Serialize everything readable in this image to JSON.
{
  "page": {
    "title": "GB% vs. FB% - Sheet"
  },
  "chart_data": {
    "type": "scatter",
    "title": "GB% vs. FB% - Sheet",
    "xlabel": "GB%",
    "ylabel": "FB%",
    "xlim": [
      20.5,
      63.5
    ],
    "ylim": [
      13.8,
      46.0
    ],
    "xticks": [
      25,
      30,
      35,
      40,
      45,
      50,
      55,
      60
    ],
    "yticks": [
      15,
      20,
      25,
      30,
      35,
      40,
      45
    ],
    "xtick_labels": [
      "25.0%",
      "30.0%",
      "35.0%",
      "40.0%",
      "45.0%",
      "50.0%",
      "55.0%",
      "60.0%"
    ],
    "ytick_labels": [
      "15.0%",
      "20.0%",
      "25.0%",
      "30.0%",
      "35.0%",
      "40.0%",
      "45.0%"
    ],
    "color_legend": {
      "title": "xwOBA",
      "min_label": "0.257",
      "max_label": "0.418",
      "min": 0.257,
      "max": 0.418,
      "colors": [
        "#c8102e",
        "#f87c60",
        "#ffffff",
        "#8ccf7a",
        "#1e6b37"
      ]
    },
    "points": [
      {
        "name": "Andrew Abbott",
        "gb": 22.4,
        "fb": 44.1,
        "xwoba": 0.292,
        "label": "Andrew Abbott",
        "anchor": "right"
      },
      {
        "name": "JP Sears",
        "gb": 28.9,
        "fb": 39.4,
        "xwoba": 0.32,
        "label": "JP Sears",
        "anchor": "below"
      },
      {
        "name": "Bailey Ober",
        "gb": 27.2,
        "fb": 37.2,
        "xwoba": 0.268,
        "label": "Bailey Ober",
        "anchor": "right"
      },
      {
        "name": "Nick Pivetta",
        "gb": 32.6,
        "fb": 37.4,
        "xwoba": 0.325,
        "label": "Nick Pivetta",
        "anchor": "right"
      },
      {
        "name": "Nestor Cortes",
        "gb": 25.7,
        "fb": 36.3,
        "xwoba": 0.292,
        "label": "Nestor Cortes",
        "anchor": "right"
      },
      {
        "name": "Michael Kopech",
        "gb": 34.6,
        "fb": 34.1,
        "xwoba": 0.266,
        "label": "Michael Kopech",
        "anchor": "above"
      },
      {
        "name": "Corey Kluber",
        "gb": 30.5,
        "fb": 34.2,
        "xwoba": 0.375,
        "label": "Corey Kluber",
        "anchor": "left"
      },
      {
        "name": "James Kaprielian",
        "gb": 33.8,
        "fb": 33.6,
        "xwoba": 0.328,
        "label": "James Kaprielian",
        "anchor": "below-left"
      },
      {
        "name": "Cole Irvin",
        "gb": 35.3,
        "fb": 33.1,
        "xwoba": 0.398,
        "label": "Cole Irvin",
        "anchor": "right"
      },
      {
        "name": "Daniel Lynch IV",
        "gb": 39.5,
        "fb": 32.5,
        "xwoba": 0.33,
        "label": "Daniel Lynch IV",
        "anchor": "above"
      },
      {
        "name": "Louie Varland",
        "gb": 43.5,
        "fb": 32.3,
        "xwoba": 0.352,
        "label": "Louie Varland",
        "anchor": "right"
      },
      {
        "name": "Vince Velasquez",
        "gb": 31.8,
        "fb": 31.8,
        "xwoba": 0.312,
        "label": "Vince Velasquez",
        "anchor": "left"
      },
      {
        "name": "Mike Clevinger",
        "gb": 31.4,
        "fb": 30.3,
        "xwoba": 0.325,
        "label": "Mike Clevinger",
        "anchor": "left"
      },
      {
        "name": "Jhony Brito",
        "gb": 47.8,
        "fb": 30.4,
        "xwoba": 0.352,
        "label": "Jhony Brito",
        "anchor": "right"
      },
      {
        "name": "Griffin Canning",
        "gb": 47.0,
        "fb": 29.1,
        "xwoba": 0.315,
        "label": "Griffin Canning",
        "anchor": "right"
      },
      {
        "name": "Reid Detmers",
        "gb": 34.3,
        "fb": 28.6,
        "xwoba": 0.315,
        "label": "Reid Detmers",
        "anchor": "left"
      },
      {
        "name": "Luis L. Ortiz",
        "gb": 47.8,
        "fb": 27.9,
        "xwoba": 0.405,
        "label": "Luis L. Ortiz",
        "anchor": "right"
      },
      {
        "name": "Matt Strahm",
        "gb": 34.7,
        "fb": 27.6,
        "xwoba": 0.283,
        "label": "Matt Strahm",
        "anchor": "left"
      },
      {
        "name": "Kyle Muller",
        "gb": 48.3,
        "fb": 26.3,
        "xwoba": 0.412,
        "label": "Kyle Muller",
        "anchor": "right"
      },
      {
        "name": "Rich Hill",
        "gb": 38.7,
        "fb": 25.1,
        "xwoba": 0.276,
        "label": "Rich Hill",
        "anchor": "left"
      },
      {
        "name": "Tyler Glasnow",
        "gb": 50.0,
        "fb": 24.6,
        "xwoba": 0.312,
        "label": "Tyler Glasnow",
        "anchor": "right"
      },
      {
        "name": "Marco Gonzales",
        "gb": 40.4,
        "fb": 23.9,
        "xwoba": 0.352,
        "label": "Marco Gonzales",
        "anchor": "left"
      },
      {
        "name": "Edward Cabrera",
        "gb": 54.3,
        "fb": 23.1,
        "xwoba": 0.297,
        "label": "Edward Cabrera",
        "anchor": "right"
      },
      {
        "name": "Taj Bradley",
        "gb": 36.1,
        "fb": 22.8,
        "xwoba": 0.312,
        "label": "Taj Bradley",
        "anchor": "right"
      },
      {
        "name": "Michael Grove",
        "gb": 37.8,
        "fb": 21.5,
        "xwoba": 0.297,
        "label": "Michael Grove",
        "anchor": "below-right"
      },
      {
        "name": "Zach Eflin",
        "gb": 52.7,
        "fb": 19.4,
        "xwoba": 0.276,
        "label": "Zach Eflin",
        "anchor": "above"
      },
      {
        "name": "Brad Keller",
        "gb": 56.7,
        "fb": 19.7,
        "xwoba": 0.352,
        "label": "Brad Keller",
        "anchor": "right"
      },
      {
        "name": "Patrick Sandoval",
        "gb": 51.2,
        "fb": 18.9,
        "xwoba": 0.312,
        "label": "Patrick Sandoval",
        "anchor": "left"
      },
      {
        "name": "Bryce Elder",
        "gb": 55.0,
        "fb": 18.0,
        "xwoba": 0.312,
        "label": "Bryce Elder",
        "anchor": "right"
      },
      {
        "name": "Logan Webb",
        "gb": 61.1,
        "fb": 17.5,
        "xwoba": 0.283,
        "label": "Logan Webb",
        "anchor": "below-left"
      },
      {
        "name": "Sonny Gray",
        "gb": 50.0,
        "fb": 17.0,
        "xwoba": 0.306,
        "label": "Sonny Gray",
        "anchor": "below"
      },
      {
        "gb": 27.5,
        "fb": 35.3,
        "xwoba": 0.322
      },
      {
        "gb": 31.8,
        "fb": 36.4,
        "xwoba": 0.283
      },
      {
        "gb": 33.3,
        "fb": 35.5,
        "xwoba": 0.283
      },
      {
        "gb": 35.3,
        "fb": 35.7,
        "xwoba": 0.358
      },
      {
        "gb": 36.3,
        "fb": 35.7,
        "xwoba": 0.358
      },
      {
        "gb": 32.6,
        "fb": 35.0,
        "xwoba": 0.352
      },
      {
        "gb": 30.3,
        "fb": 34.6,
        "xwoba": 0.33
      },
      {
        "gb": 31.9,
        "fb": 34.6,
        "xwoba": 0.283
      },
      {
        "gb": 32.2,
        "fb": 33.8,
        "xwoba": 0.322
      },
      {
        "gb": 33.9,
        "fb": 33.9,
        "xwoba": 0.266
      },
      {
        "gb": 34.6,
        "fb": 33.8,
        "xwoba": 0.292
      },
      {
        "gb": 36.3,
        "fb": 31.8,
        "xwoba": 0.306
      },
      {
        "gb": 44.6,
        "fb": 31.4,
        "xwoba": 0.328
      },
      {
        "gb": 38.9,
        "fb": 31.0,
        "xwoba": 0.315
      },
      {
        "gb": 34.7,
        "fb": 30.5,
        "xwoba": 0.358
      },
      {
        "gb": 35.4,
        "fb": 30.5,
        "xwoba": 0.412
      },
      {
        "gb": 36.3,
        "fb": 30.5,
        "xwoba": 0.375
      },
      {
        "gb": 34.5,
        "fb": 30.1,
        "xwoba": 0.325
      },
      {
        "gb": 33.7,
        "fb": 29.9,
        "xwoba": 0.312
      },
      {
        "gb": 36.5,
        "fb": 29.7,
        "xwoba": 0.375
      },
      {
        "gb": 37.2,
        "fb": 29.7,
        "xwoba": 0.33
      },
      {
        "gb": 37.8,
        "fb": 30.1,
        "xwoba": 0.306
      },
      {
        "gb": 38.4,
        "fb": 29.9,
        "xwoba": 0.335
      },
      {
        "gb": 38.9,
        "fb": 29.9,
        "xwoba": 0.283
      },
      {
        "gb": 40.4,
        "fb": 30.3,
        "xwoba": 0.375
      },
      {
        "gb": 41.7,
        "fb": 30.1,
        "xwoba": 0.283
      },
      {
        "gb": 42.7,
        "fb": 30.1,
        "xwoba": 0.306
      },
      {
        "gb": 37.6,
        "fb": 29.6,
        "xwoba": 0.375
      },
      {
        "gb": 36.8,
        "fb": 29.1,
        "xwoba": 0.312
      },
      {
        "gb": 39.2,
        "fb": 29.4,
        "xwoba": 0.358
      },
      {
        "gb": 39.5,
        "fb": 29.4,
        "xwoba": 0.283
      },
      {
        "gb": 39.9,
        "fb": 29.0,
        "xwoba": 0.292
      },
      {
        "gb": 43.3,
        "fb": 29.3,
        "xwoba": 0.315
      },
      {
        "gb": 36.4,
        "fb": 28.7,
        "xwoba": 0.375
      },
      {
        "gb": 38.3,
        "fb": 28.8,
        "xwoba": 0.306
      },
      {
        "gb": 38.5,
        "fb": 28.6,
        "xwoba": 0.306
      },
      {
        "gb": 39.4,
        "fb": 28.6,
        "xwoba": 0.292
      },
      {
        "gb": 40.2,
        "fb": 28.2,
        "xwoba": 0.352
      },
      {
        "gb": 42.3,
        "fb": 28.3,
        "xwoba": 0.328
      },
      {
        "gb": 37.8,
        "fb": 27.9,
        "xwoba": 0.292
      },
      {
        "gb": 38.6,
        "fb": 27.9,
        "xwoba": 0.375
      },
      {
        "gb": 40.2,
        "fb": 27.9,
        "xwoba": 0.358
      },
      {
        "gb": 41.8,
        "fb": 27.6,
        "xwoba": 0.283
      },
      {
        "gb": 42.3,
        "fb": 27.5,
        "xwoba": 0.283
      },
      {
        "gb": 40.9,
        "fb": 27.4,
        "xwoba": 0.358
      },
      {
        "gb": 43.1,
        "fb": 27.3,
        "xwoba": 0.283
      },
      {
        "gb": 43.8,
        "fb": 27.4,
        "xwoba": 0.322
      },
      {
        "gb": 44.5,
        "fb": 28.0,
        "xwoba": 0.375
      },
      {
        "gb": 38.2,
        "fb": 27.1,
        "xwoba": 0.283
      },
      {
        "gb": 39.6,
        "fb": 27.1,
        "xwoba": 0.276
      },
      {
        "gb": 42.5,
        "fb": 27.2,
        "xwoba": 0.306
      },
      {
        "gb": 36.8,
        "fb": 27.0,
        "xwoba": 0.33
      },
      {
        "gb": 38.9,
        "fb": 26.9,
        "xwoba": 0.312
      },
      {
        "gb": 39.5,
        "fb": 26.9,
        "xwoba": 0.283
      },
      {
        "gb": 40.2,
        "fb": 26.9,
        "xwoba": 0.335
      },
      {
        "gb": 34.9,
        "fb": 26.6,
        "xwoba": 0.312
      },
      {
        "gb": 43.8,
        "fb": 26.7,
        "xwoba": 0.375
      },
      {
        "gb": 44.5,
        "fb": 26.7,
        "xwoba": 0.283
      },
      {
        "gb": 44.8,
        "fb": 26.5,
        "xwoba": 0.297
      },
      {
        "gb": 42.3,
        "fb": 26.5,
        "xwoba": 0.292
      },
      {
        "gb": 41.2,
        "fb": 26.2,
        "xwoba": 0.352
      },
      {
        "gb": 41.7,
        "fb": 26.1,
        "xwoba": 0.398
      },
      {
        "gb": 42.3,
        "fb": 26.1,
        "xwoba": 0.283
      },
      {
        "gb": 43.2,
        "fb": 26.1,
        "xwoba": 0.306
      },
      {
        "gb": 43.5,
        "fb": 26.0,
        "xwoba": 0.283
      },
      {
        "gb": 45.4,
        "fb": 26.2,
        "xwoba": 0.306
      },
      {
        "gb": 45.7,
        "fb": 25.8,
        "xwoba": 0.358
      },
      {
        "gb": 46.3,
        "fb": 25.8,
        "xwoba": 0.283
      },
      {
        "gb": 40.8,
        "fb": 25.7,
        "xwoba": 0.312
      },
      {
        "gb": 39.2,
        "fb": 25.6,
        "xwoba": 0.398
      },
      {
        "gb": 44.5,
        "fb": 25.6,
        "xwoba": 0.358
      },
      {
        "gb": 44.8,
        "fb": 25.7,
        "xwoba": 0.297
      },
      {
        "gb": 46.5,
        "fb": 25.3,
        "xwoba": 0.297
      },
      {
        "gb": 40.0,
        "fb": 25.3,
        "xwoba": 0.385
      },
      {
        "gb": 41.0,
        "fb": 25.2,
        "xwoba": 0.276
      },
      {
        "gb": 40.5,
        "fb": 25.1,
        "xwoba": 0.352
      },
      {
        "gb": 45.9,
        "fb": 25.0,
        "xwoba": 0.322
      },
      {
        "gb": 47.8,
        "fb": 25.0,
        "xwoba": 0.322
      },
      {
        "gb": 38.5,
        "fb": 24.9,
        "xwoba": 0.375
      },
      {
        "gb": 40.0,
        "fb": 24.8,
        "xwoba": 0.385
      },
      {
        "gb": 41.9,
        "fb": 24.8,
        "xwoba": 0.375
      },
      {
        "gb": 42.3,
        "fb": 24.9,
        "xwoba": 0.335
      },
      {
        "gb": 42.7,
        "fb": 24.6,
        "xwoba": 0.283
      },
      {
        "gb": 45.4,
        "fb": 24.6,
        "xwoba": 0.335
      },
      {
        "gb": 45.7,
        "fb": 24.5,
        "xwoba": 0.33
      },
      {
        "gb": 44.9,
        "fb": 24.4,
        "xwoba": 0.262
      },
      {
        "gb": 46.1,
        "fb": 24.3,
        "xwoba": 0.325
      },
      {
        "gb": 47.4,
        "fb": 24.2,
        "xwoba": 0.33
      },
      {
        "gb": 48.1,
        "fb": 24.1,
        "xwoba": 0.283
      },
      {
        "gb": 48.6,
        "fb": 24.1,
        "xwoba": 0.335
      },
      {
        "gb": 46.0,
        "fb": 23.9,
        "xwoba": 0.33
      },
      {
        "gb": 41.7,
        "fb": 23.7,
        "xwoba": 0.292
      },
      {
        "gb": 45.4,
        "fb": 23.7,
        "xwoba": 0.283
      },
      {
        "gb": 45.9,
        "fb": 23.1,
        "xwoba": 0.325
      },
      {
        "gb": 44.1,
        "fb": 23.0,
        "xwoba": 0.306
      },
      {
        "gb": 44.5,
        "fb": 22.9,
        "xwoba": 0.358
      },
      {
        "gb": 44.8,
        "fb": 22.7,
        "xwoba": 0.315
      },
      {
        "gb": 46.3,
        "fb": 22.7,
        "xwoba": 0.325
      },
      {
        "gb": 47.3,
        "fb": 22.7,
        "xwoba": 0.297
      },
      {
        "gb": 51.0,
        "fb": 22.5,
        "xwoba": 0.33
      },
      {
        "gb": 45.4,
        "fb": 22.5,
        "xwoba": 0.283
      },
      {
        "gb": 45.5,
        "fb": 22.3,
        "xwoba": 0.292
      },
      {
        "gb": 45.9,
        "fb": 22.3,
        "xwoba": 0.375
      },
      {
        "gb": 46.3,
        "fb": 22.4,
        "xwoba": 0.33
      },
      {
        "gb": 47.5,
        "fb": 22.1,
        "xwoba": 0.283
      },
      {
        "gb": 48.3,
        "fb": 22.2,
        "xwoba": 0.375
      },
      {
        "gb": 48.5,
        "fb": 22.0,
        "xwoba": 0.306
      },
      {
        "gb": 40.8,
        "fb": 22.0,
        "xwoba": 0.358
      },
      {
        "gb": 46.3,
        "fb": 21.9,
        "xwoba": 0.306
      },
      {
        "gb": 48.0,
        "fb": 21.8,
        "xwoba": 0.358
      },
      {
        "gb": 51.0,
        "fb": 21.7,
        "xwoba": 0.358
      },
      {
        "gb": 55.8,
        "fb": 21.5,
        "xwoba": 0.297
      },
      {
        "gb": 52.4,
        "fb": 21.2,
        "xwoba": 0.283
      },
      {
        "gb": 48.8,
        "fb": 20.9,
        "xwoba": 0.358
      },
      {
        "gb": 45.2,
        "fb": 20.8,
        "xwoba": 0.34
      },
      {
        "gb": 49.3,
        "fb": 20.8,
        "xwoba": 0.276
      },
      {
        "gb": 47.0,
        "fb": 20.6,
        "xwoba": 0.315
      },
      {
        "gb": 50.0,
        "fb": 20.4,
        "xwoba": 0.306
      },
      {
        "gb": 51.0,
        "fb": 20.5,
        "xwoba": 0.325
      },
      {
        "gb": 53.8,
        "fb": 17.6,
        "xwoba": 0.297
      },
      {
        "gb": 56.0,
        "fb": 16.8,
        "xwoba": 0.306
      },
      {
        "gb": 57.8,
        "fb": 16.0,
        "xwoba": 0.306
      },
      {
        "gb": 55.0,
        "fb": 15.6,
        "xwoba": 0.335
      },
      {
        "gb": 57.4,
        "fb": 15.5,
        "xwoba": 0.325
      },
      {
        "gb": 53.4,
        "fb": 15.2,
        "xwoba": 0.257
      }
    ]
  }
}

⁂

## DIRECTIONS
Determine how many lines above contain "Nestor" as a word or string. Give the number alone.

## OUTPUT
2